──────── Extract ────────
Randolph was a 664-ton ship-rigged merchant vessel constructed in 1849 in Sunderland. She was one of the First Four Ships that brought settlers to Christchurch, New Zealand (the other three were Cressy,  and Charlotte Jane).

The Canterbury Association chartered Randolph, with Captain William Dale serving as the ship's captain. Randolph  left Gravesend on 4 September 1850, and Plymouth on the night of 7 September 1850. She arrived at Lyttelton 99 days later on 16 December 1850, with 34 cabin passengers, 15 intermediate and 161 steerage passengers.

She departed Port Victoria (Lyttelton) on 10 January 1851, bound for the "Straights of Lombock".
────────
Exercise goal: Copy out the passage on the ship Randolph word for word, everything from "The Canterbury Association" down to "161 steerage passengers.".
──────── Extracted entries ────────
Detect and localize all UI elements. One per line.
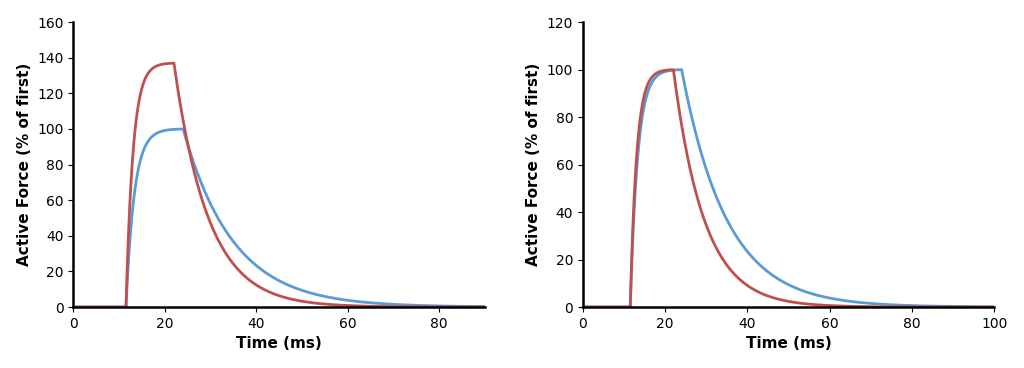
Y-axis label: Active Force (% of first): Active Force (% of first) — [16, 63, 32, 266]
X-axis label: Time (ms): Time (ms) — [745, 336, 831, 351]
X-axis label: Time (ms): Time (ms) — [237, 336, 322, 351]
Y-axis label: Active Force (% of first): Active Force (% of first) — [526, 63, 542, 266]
────────
Exercise result:
The Canterbury Association chartered Randolph, with Captain William Dale serving as the ship's captain. Randolph  left Gravesend on 4 September 1850, and Plymouth on the night of 7 September 1850. She arrived at Lyttelton 99 days later on 16 December 1850, with 34 cabin passengers, 15 intermediate and 161 steerage passengers.